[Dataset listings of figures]

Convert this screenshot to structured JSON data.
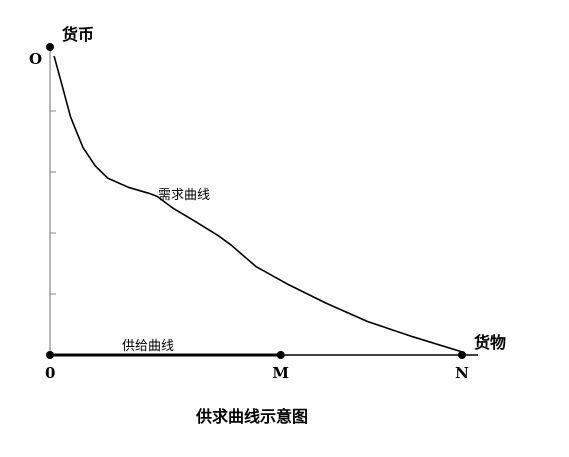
{
  "chart_data": {
    "type": "line",
    "title": "供求曲线示意图",
    "xlabel": "货物",
    "ylabel": "货币",
    "origin_label": "0",
    "y_top_label": "O",
    "x_points": [
      {
        "label": "M",
        "x": 0.56
      },
      {
        "label": "N",
        "x": 1.0
      }
    ],
    "ylim": [
      0,
      1
    ],
    "xlim": [
      0,
      1
    ],
    "y_ticks": [
      0.2,
      0.4,
      0.6,
      0.8
    ],
    "series": [
      {
        "name": "需求曲线",
        "points": [
          [
            0.01,
            0.98
          ],
          [
            0.03,
            0.88
          ],
          [
            0.05,
            0.78
          ],
          [
            0.08,
            0.68
          ],
          [
            0.11,
            0.62
          ],
          [
            0.14,
            0.58
          ],
          [
            0.19,
            0.55
          ],
          [
            0.24,
            0.53
          ],
          [
            0.26,
            0.52
          ],
          [
            0.3,
            0.48
          ],
          [
            0.35,
            0.44
          ],
          [
            0.41,
            0.39
          ],
          [
            0.44,
            0.36
          ],
          [
            0.5,
            0.29
          ],
          [
            0.58,
            0.23
          ],
          [
            0.67,
            0.17
          ],
          [
            0.77,
            0.11
          ],
          [
            0.88,
            0.06
          ],
          [
            1.0,
            0.01
          ]
        ]
      },
      {
        "name": "供给曲线",
        "points": [
          [
            0.0,
            0.0
          ],
          [
            0.56,
            0.0
          ]
        ]
      }
    ]
  }
}
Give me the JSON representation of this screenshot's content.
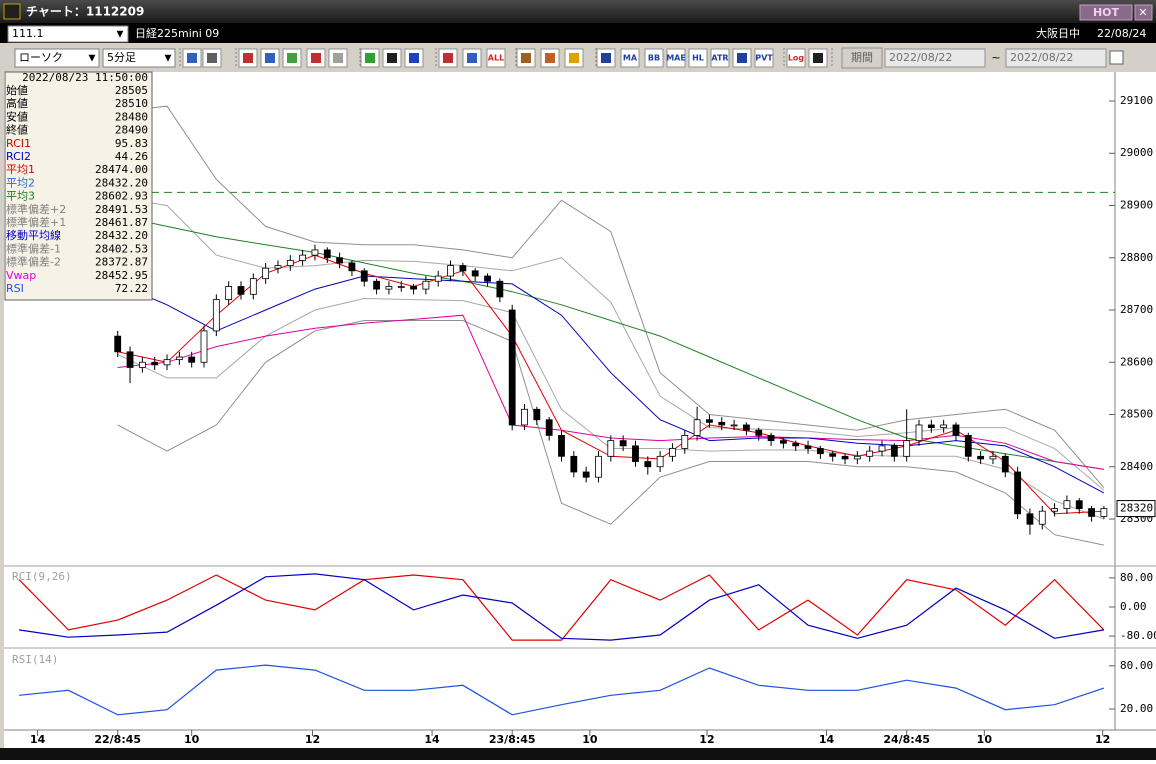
{
  "window": {
    "title": "チャート：1112209",
    "hot": "HOT"
  },
  "header": {
    "code": "111.1",
    "name": "日経225mini 09",
    "session": "大阪日中",
    "date": "22/08/24"
  },
  "toolbar": {
    "chart_style": "ローソク",
    "interval": "5分足",
    "icon_labels": [
      "ALL",
      "MA",
      "BB",
      "MAE",
      "HL",
      "ATR",
      "PVT",
      "Log"
    ],
    "period_button": "期間",
    "date_from": "2022/08/22",
    "tilde": "~",
    "date_to": "2022/08/22"
  },
  "info_panel": {
    "datetime": "2022/08/23 11:50:00",
    "rows": [
      {
        "label": "始値",
        "value": "28505",
        "color": "#000000"
      },
      {
        "label": "高値",
        "value": "28510",
        "color": "#000000"
      },
      {
        "label": "安値",
        "value": "28480",
        "color": "#000000"
      },
      {
        "label": "終値",
        "value": "28490",
        "color": "#000000"
      },
      {
        "label": "RCI1",
        "value": "95.83",
        "color": "#d00000"
      },
      {
        "label": "RCI2",
        "value": "44.26",
        "color": "#0000c0"
      },
      {
        "label": "平均1",
        "value": "28474.00",
        "color": "#e00000"
      },
      {
        "label": "平均2",
        "value": "28432.20",
        "color": "#2070d0"
      },
      {
        "label": "平均3",
        "value": "28602.93",
        "color": "#208020"
      },
      {
        "label": "標準偏差+2",
        "value": "28491.53",
        "color": "#808080"
      },
      {
        "label": "標準偏差+1",
        "value": "28461.87",
        "color": "#808080"
      },
      {
        "label": "移動平均線",
        "value": "28432.20",
        "color": "#0000c0"
      },
      {
        "label": "標準偏差-1",
        "value": "28402.53",
        "color": "#808080"
      },
      {
        "label": "標準偏差-2",
        "value": "28372.87",
        "color": "#808080"
      },
      {
        "label": "Vwap",
        "value": "28452.95",
        "color": "#e000e0"
      },
      {
        "label": "RSI",
        "value": "72.22",
        "color": "#2050e0"
      }
    ]
  },
  "chart_data": [
    {
      "type": "candlestick",
      "xlim": [
        -8.9,
        80.9
      ],
      "xticks": [
        {
          "value": -6.5,
          "label": "14"
        },
        {
          "value": 0,
          "label": "22/8:45"
        },
        {
          "value": 6,
          "label": "10"
        },
        {
          "value": 15.8,
          "label": "12"
        },
        {
          "value": 25.5,
          "label": "14"
        },
        {
          "value": 32,
          "label": "23/8:45"
        },
        {
          "value": 38.3,
          "label": "10"
        },
        {
          "value": 47.8,
          "label": "12"
        },
        {
          "value": 57.5,
          "label": "14"
        },
        {
          "value": 64,
          "label": "24/8:45"
        },
        {
          "value": 70.3,
          "label": "10"
        },
        {
          "value": 79.9,
          "label": "12"
        }
      ],
      "ylim": [
        28212,
        29144
      ],
      "yticks": [
        28300,
        28400,
        28500,
        28600,
        28700,
        28800,
        28900,
        29000,
        29100
      ],
      "candles": [
        [
          28650,
          28660,
          28610,
          28620
        ],
        [
          28620,
          28630,
          28560,
          28590
        ],
        [
          28590,
          28610,
          28580,
          28600
        ],
        [
          28600,
          28610,
          28585,
          28595
        ],
        [
          28595,
          28615,
          28585,
          28605
        ],
        [
          28605,
          28620,
          28595,
          28610
        ],
        [
          28610,
          28620,
          28590,
          28600
        ],
        [
          28600,
          28670,
          28590,
          28660
        ],
        [
          28660,
          28730,
          28650,
          28720
        ],
        [
          28720,
          28755,
          28710,
          28745
        ],
        [
          28745,
          28755,
          28720,
          28730
        ],
        [
          28730,
          28770,
          28720,
          28760
        ],
        [
          28760,
          28790,
          28750,
          28780
        ],
        [
          28780,
          28795,
          28770,
          28785
        ],
        [
          28785,
          28805,
          28775,
          28795
        ],
        [
          28795,
          28815,
          28785,
          28805
        ],
        [
          28805,
          28825,
          28795,
          28815
        ],
        [
          28815,
          28820,
          28790,
          28800
        ],
        [
          28800,
          28810,
          28780,
          28790
        ],
        [
          28790,
          28795,
          28765,
          28775
        ],
        [
          28775,
          28780,
          28745,
          28755
        ],
        [
          28755,
          28760,
          28730,
          28740
        ],
        [
          28740,
          28755,
          28730,
          28745
        ],
        [
          28745,
          28755,
          28735,
          28745
        ],
        [
          28745,
          28750,
          28730,
          28740
        ],
        [
          28740,
          28765,
          28730,
          28755
        ],
        [
          28755,
          28775,
          28745,
          28765
        ],
        [
          28765,
          28795,
          28755,
          28785
        ],
        [
          28785,
          28790,
          28765,
          28775
        ],
        [
          28775,
          28780,
          28755,
          28765
        ],
        [
          28765,
          28770,
          28745,
          28755
        ],
        [
          28755,
          28760,
          28715,
          28725
        ],
        [
          28700,
          28710,
          28470,
          28480
        ],
        [
          28480,
          28520,
          28470,
          28510
        ],
        [
          28510,
          28515,
          28480,
          28490
        ],
        [
          28490,
          28495,
          28450,
          28460
        ],
        [
          28460,
          28470,
          28410,
          28420
        ],
        [
          28420,
          28430,
          28380,
          28390
        ],
        [
          28390,
          28400,
          28370,
          28380
        ],
        [
          28380,
          28430,
          28370,
          28420
        ],
        [
          28420,
          28460,
          28410,
          28450
        ],
        [
          28450,
          28460,
          28430,
          28440
        ],
        [
          28440,
          28450,
          28400,
          28410
        ],
        [
          28410,
          28420,
          28385,
          28400
        ],
        [
          28400,
          28430,
          28390,
          28420
        ],
        [
          28420,
          28445,
          28410,
          28435
        ],
        [
          28435,
          28470,
          28425,
          28460
        ],
        [
          28460,
          28515,
          28450,
          28490
        ],
        [
          28490,
          28500,
          28475,
          28485
        ],
        [
          28485,
          28495,
          28470,
          28480
        ],
        [
          28480,
          28490,
          28470,
          28480
        ],
        [
          28480,
          28485,
          28460,
          28470
        ],
        [
          28470,
          28475,
          28450,
          28460
        ],
        [
          28460,
          28465,
          28440,
          28450
        ],
        [
          28450,
          28455,
          28435,
          28445
        ],
        [
          28445,
          28450,
          28430,
          28440
        ],
        [
          28440,
          28450,
          28425,
          28435
        ],
        [
          28435,
          28440,
          28415,
          28425
        ],
        [
          28425,
          28430,
          28410,
          28420
        ],
        [
          28420,
          28425,
          28405,
          28415
        ],
        [
          28415,
          28430,
          28405,
          28420
        ],
        [
          28420,
          28440,
          28410,
          28430
        ],
        [
          28430,
          28450,
          28420,
          28440
        ],
        [
          28440,
          28445,
          28410,
          28420
        ],
        [
          28420,
          28510,
          28410,
          28450
        ],
        [
          28450,
          28490,
          28440,
          28480
        ],
        [
          28480,
          28490,
          28465,
          28475
        ],
        [
          28475,
          28490,
          28465,
          28480
        ],
        [
          28480,
          28485,
          28450,
          28460
        ],
        [
          28460,
          28465,
          28410,
          28420
        ],
        [
          28420,
          28430,
          28405,
          28415
        ],
        [
          28415,
          28430,
          28405,
          28420
        ],
        [
          28420,
          28425,
          28380,
          28390
        ],
        [
          28390,
          28400,
          28300,
          28310
        ],
        [
          28310,
          28320,
          28270,
          28290
        ],
        [
          28290,
          28325,
          28280,
          28315
        ],
        [
          28315,
          28330,
          28305,
          28320
        ],
        [
          28320,
          28345,
          28310,
          28335
        ],
        [
          28335,
          28340,
          28310,
          28320
        ],
        [
          28320,
          28325,
          28295,
          28305
        ],
        [
          28305,
          28325,
          28300,
          28320
        ]
      ],
      "line_x": [
        0,
        4,
        8,
        12,
        16,
        20,
        24,
        28,
        32,
        36,
        40,
        44,
        48,
        52,
        56,
        60,
        64,
        68,
        72,
        76,
        80
      ],
      "series": [
        {
          "color": "#909090",
          "values": [
            29080,
            29090,
            28950,
            28860,
            28830,
            28825,
            28825,
            28815,
            28800,
            28910,
            28850,
            28580,
            28500,
            28490,
            28480,
            28470,
            28490,
            28500,
            28510,
            28470,
            28360
          ]
        },
        {
          "color": "#a8a8a8",
          "values": [
            28915,
            28900,
            28805,
            28780,
            28785,
            28795,
            28793,
            28785,
            28775,
            28800,
            28715,
            28535,
            28475,
            28472,
            28468,
            28458,
            28465,
            28475,
            28475,
            28435,
            28355
          ]
        },
        {
          "color": "#a8a8a8",
          "values": [
            28615,
            28570,
            28570,
            28650,
            28700,
            28722,
            28720,
            28718,
            28695,
            28510,
            28435,
            28435,
            28430,
            28432,
            28432,
            28422,
            28420,
            28420,
            28395,
            28335,
            28300
          ]
        },
        {
          "color": "#909090",
          "values": [
            28480,
            28430,
            28480,
            28600,
            28660,
            28680,
            28680,
            28680,
            28640,
            28330,
            28290,
            28380,
            28410,
            28410,
            28410,
            28400,
            28400,
            28390,
            28350,
            28270,
            28250
          ]
        },
        {
          "color": "#208020",
          "values": [
            28880,
            28860,
            28840,
            28825,
            28810,
            28790,
            28770,
            28755,
            28735,
            28710,
            28680,
            28650,
            28610,
            28570,
            28530,
            28490,
            28455,
            28440,
            28425,
            28410,
            28395
          ]
        },
        {
          "color": "#e000a0",
          "values": [
            28590,
            28600,
            28630,
            28650,
            28665,
            28675,
            28682,
            28690,
            28480,
            28470,
            28455,
            28450,
            28455,
            28458,
            28455,
            28452,
            28450,
            28460,
            28445,
            28410,
            28395
          ]
        },
        {
          "color": "#0000c0",
          "values": [
            28750,
            28710,
            28660,
            28700,
            28740,
            28765,
            28760,
            28755,
            28750,
            28690,
            28580,
            28490,
            28450,
            28455,
            28455,
            28445,
            28440,
            28450,
            28440,
            28400,
            28350
          ]
        },
        {
          "color": "#e00000",
          "values": [
            28620,
            28600,
            28690,
            28770,
            28805,
            28770,
            28745,
            28775,
            28650,
            28470,
            28420,
            28415,
            28480,
            28465,
            28440,
            28420,
            28440,
            28470,
            28410,
            28310,
            28315
          ]
        }
      ],
      "hline": {
        "value": 28925,
        "color": "#208020"
      },
      "last_price": 28320
    },
    {
      "type": "line",
      "title": "RCI(9,26)",
      "xlim": [
        -8.9,
        80.9
      ],
      "x": [
        -8,
        -4,
        0,
        4,
        8,
        12,
        16,
        20,
        24,
        28,
        32,
        36,
        40,
        44,
        48,
        52,
        56,
        60,
        64,
        68,
        72,
        76,
        80
      ],
      "ylim": [
        -110,
        110
      ],
      "yticks": [
        {
          "value": 80,
          "label": "80.00"
        },
        {
          "value": 0,
          "label": "0.00"
        },
        {
          "value": -80,
          "label": "-80.00"
        }
      ],
      "series": [
        {
          "color": "#e00000",
          "values": [
            75,
            -63,
            -36,
            19,
            88,
            19,
            -8,
            75,
            88,
            75,
            -91,
            -91,
            75,
            19,
            88,
            -63,
            19,
            -77,
            75,
            47,
            -50,
            75,
            -63
          ]
        },
        {
          "color": "#0000c0",
          "values": [
            -63,
            -83,
            -77,
            -69,
            5,
            83,
            91,
            75,
            -8,
            33,
            11,
            -86,
            -91,
            -77,
            19,
            61,
            -50,
            -86,
            -50,
            52,
            -8,
            -86,
            -63
          ]
        }
      ]
    },
    {
      "type": "line",
      "title": "RSI(14)",
      "xlim": [
        -8.9,
        80.9
      ],
      "x": [
        -8,
        -4,
        0,
        4,
        8,
        12,
        16,
        20,
        24,
        28,
        32,
        36,
        40,
        44,
        48,
        52,
        56,
        60,
        64,
        68,
        72,
        76,
        80
      ],
      "ylim": [
        -5,
        102
      ],
      "yticks": [
        {
          "value": 80,
          "label": "80.00"
        },
        {
          "value": 20,
          "label": "20.00"
        }
      ],
      "series": [
        {
          "color": "#2050e0",
          "values": [
            39,
            46,
            12,
            19,
            74,
            81,
            74,
            46,
            46,
            53,
            12,
            26,
            39,
            46,
            77,
            53,
            46,
            46,
            60,
            49,
            19,
            26,
            49
          ]
        }
      ]
    }
  ]
}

§ Exercise details: Which lines above contain "screenshot"? Show each of them.

§ Result for this task:
Convert this screenshot to structured JSON data.
Give me the JSON representation of this screenshot's content.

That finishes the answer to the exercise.